GIVEN EXERCISE →
Each record must be reproduced exactly as it is shown.
>> Start THE RECORDS
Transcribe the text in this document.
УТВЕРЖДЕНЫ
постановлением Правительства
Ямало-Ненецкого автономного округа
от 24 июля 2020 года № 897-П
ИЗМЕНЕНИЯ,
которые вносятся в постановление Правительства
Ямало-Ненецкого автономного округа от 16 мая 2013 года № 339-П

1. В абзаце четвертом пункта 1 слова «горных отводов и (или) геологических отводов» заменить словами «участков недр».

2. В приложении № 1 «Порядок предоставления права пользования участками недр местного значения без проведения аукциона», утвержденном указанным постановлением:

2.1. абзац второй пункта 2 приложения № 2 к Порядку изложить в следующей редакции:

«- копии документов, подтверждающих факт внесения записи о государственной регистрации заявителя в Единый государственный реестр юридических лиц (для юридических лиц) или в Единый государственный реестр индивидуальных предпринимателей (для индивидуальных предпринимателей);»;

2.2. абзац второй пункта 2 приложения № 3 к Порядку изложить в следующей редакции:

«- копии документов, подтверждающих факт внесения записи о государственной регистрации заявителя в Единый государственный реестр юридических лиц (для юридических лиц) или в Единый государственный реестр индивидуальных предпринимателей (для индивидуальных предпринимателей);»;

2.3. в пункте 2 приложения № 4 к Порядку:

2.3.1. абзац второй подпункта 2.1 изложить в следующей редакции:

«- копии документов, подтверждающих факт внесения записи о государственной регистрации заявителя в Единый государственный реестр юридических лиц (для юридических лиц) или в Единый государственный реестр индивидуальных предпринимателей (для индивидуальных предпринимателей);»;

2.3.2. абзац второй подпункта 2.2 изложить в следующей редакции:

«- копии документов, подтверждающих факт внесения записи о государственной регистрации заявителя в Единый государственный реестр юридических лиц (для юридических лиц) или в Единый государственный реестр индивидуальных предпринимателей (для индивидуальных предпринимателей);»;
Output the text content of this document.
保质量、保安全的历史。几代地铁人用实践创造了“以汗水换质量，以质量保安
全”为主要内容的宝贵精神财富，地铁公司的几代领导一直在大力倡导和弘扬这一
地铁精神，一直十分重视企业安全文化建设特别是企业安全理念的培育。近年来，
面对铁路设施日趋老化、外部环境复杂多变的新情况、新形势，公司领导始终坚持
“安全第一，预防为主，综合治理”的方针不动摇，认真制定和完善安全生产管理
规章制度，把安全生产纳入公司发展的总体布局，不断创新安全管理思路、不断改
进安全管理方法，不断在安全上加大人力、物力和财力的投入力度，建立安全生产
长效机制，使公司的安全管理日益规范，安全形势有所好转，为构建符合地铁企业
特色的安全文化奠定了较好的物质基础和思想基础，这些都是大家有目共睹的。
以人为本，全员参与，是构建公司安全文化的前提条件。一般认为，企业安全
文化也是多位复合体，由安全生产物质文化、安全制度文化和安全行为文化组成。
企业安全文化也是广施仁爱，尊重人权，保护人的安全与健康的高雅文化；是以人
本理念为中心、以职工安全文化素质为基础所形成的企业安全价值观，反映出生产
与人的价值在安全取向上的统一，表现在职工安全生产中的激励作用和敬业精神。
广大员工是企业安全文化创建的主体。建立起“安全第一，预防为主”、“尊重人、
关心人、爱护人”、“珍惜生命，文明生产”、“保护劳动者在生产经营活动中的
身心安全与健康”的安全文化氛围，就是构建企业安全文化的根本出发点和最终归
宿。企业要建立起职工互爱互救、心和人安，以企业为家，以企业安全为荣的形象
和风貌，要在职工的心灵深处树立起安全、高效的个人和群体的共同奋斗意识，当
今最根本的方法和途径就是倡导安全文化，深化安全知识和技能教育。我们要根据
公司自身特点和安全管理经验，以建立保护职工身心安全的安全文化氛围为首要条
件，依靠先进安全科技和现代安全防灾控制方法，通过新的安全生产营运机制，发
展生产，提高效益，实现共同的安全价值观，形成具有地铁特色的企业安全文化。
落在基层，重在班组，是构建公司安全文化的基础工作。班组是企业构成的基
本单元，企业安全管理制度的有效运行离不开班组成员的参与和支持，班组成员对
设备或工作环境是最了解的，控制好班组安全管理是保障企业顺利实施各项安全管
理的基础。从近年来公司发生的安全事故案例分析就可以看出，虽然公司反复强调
>> End THE RECORDS
FULL SOLUTION →
Transcribe the text in this document.
УТВЕРЖДЕНЫ
постановлением Правительства
Ямало-Ненецкого автономного округа
от 24 июля 2020 года № 897-П
ИЗМЕНЕНИЯ,
которые вносятся в постановление Правительства
Ямало-Ненецкого автономного округа от 16 мая 2013 года № 339-П

1. В абзаце четвертом пункта 1 слова «горных отводов и (или) геологических отводов» заменить словами «участков недр».

2. В приложении № 1 «Порядок предоставления права пользования участками недр местного значения без проведения аукциона», утвержденном указанным постановлением:

2.1. абзац второй пункта 2 приложения № 2 к Порядку изложить в следующей редакции:

«- копии документов, подтверждающих факт внесения записи о государственной регистрации заявителя в Единый государственный реестр юридических лиц (для юридических лиц) или в Единый государственный реестр индивидуальных предпринимателей (для индивидуальных предпринимателей);»;

2.2. абзац второй пункта 2 приложения № 3 к Порядку изложить в следующей редакции:

«- копии документов, подтверждающих факт внесения записи о государственной регистрации заявителя в Единый государственный реестр юридических лиц (для юридических лиц) или в Единый государственный реестр индивидуальных предпринимателей (для индивидуальных предпринимателей);»;

2.3. в пункте 2 приложения № 4 к Порядку:

2.3.1. абзац второй подпункта 2.1 изложить в следующей редакции:

«- копии документов, подтверждающих факт внесения записи о государственной регистрации заявителя в Единый государственный реестр юридических лиц (для юридических лиц) или в Единый государственный реестр индивидуальных предпринимателей (для индивидуальных предпринимателей);»;

2.3.2. абзац второй подпункта 2.2 изложить в следующей редакции:

«- копии документов, подтверждающих факт внесения записи о государственной регистрации заявителя в Единый государственный реестр юридических лиц (для юридических лиц) или в Единый государственный реестр индивидуальных предпринимателей (для индивидуальных предпринимателей);»;
Output the text content of this document.
保质量、保安全的历史。几代地铁人用实践创造了“以汗水换质量，以质量保安
全”为主要内容的宝贵精神财富，地铁公司的几代领导一直在大力倡导和弘扬这一
地铁精神，一直十分重视企业安全文化建设特别是企业安全理念的培育。近年来，
面对铁路设施日趋老化、外部环境复杂多变的新情况、新形势，公司领导始终坚持
“安全第一，预防为主，综合治理”的方针不动摇，认真制定和完善安全生产管理
规章制度，把安全生产纳入公司发展的总体布局，不断创新安全管理思路、不断改
进安全管理方法，不断在安全上加大人力、物力和财力的投入力度，建立安全生产
长效机制，使公司的安全管理日益规范，安全形势有所好转，为构建符合地铁企业
特色的安全文化奠定了较好的物质基础和思想基础，这些都是大家有目共睹的。
以人为本，全员参与，是构建公司安全文化的前提条件。一般认为，企业安全
文化也是多位复合体，由安全生产物质文化、安全制度文化和安全行为文化组成。
企业安全文化也是广施仁爱，尊重人权，保护人的安全与健康的高雅文化；是以人
本理念为中心、以职工安全文化素质为基础所形成的企业安全价值观，反映出生产
与人的价值在安全取向上的统一，表现在职工安全生产中的激励作用和敬业精神。
广大员工是企业安全文化创建的主体。建立起“安全第一，预防为主”、“尊重人、
关心人、爱护人”、“珍惜生命，文明生产”、“保护劳动者在生产经营活动中的
身心安全与健康”的安全文化氛围，就是构建企业安全文化的根本出发点和最终归
宿。企业要建立起职工互爱互救、心和人安，以企业为家，以企业安全为荣的形象
和风貌，要在职工的心灵深处树立起安全、高效的个人和群体的共同奋斗意识，当
今最根本的方法和途径就是倡导安全文化，深化安全知识和技能教育。我们要根据
公司自身特点和安全管理经验，以建立保护职工身心安全的安全文化氛围为首要条
件，依靠先进安全科技和现代安全防灾控制方法，通过新的安全生产营运机制，发
展生产，提高效益，实现共同的安全价值观，形成具有地铁特色的企业安全文化。
落在基层，重在班组，是构建公司安全文化的基础工作。班组是企业构成的基
本单元，企业安全管理制度的有效运行离不开班组成员的参与和支持，班组成员对
设备或工作环境是最了解的，控制好班组安全管理是保障企业顺利实施各项安全管
理的基础。从近年来公司发生的安全事故案例分析就可以看出，虽然公司反复强调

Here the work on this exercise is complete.